> DATA EXCERPTS:

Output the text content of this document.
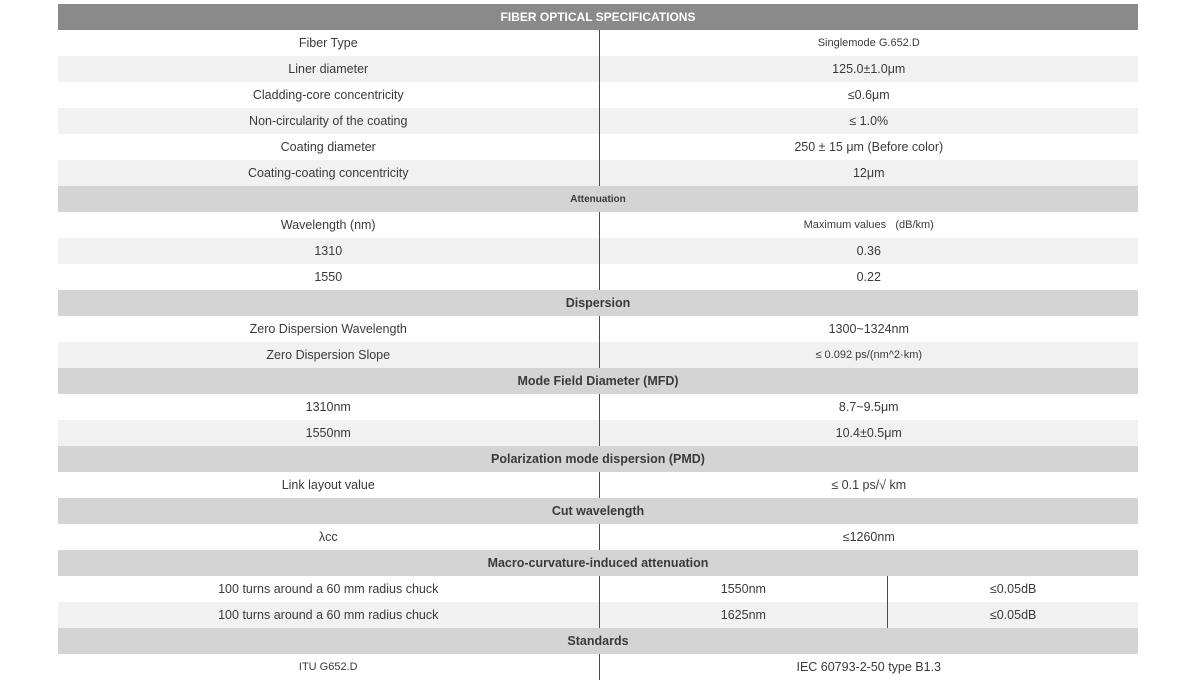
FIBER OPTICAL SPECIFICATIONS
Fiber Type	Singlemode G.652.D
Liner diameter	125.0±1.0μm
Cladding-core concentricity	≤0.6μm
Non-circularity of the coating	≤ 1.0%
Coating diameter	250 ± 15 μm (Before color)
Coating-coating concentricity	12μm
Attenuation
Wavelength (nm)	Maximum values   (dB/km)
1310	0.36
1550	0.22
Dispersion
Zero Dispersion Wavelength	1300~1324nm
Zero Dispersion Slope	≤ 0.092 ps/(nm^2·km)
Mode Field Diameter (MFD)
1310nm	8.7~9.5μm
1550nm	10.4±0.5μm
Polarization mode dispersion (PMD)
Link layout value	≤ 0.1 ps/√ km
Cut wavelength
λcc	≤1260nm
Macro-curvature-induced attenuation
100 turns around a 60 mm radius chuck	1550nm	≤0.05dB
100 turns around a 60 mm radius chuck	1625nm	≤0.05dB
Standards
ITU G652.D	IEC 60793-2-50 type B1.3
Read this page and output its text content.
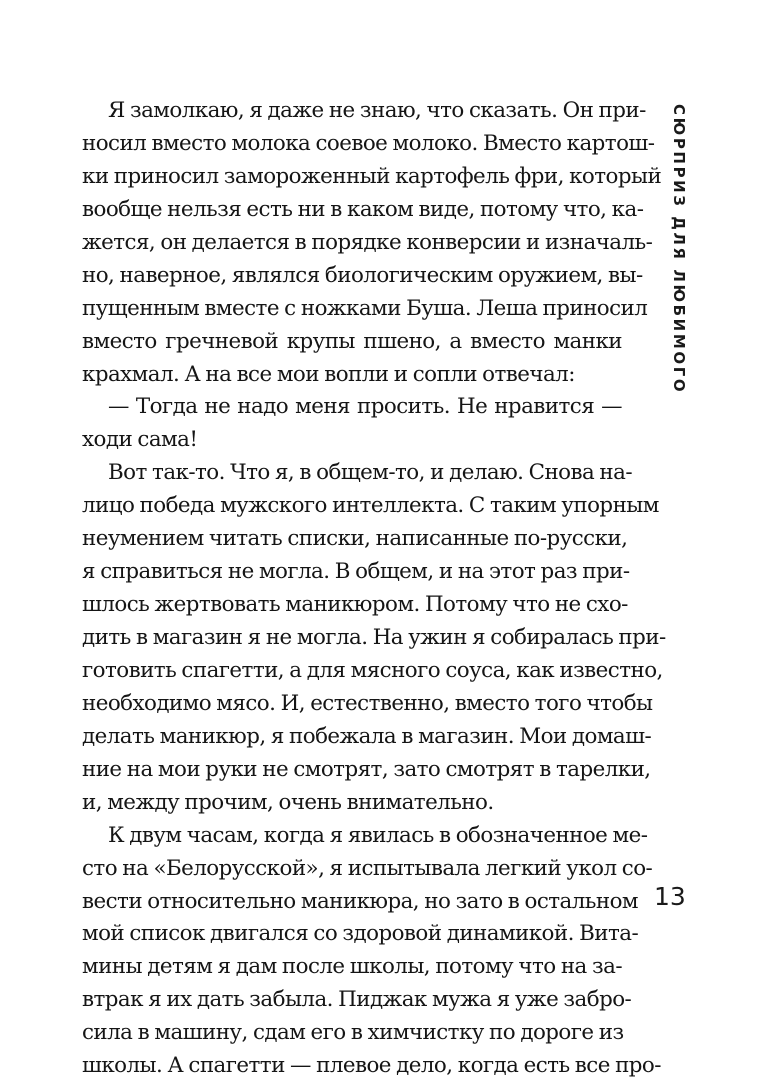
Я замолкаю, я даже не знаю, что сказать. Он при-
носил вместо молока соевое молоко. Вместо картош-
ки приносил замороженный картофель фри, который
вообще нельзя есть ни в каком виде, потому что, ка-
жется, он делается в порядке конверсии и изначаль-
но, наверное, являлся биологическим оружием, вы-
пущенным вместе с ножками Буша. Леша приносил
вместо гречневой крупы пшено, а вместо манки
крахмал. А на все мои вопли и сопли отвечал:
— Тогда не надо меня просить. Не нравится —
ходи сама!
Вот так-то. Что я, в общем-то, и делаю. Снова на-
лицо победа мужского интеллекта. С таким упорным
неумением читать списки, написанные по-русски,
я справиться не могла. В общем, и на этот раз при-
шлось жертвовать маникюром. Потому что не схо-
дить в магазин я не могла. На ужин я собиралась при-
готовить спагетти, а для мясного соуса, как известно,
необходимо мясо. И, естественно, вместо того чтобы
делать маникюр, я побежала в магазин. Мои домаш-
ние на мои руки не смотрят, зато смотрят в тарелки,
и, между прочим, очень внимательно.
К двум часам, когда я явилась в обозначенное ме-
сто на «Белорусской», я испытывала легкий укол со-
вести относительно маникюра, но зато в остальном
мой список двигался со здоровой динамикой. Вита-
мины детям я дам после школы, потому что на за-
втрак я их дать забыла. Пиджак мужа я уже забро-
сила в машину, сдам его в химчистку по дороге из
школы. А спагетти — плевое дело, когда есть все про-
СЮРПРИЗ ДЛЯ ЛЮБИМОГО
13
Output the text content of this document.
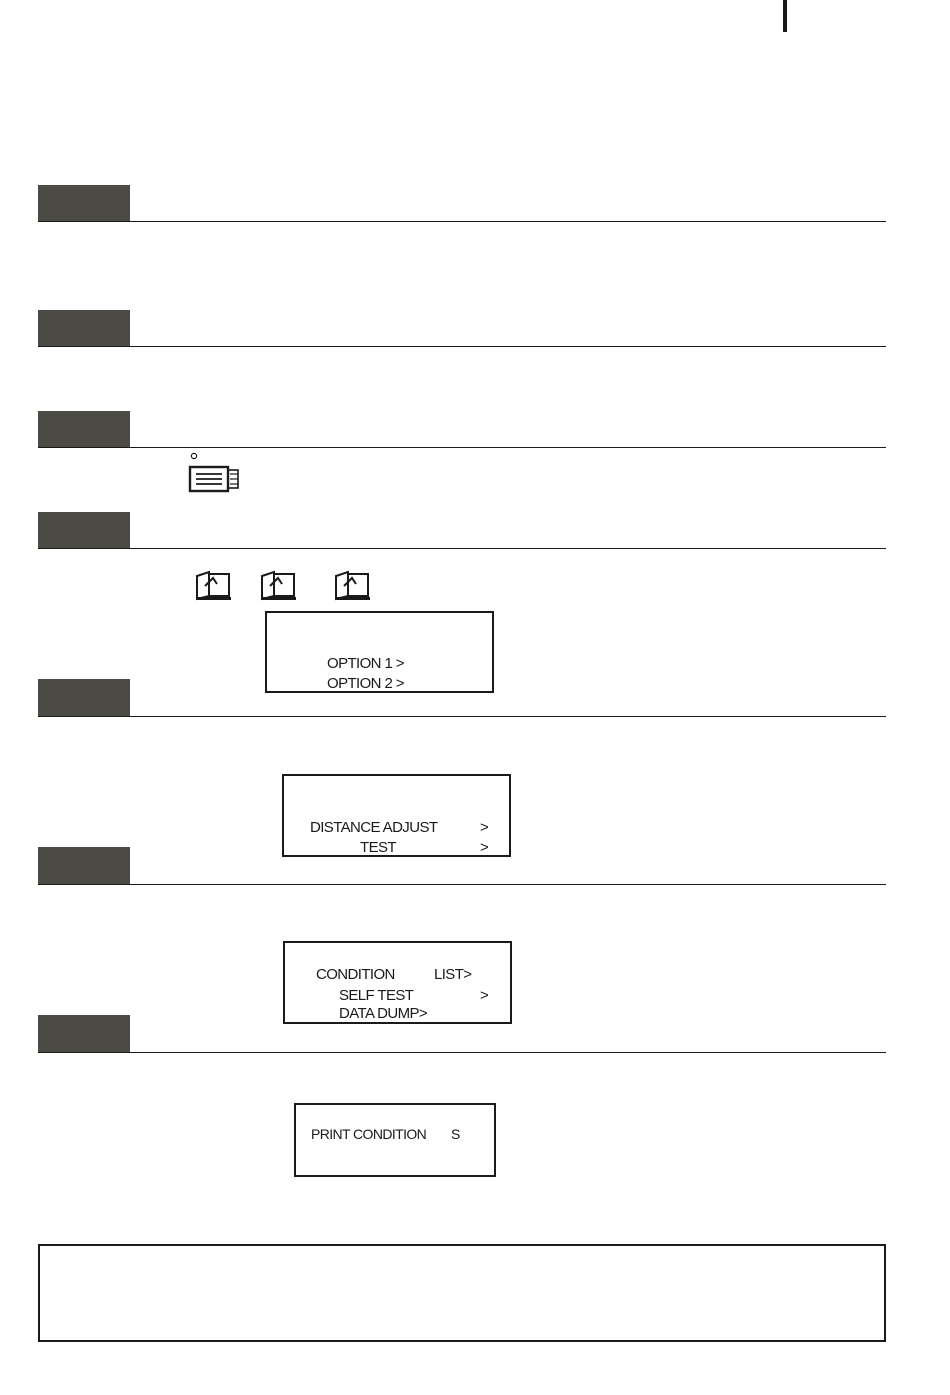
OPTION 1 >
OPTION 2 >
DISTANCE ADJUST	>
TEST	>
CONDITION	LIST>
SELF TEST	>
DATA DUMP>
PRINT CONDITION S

> EXERCISE: Only the lines from the one containing "Read this page and output its text content." through the last line of the data belong in the copy, both included and reproduced exactly. Pictures do not.

> EXERCISE RESPONSE:
Read this page and output its text content.
Я замолкаю, я даже не знаю, что сказать. Он при-
носил вместо молока соевое молоко. Вместо картош-
ки приносил замороженный картофель фри, который
вообще нельзя есть ни в каком виде, потому что, ка-
жется, он делается в порядке конверсии и изначаль-
но, наверное, являлся биологическим оружием, вы-
пущенным вместе с ножками Буша. Леша приносил
вместо гречневой крупы пшено, а вместо манки
крахмал. А на все мои вопли и сопли отвечал:
— Тогда не надо меня просить. Не нравится —
ходи сама!
Вот так-то. Что я, в общем-то, и делаю. Снова на-
лицо победа мужского интеллекта. С таким упорным
неумением читать списки, написанные по-русски,
я справиться не могла. В общем, и на этот раз при-
шлось жертвовать маникюром. Потому что не схо-
дить в магазин я не могла. На ужин я собиралась при-
готовить спагетти, а для мясного соуса, как известно,
необходимо мясо. И, естественно, вместо того чтобы
делать маникюр, я побежала в магазин. Мои домаш-
ние на мои руки не смотрят, зато смотрят в тарелки,
и, между прочим, очень внимательно.
К двум часам, когда я явилась в обозначенное ме-
сто на «Белорусской», я испытывала легкий укол со-
вести относительно маникюра, но зато в остальном
мой список двигался со здоровой динамикой. Вита-
мины детям я дам после школы, потому что на за-
втрак я их дать забыла. Пиджак мужа я уже забро-
сила в машину, сдам его в химчистку по дороге из
школы. А спагетти — плевое дело, когда есть все про-
СЮРПРИЗ ДЛЯ ЛЮБИМОГО
13
Output the text content of this document.
OPTION 1 >
OPTION 2 >
DISTANCE ADJUST	>
TEST	>
CONDITION	LIST>
SELF TEST	>
DATA DUMP>
PRINT CONDITION S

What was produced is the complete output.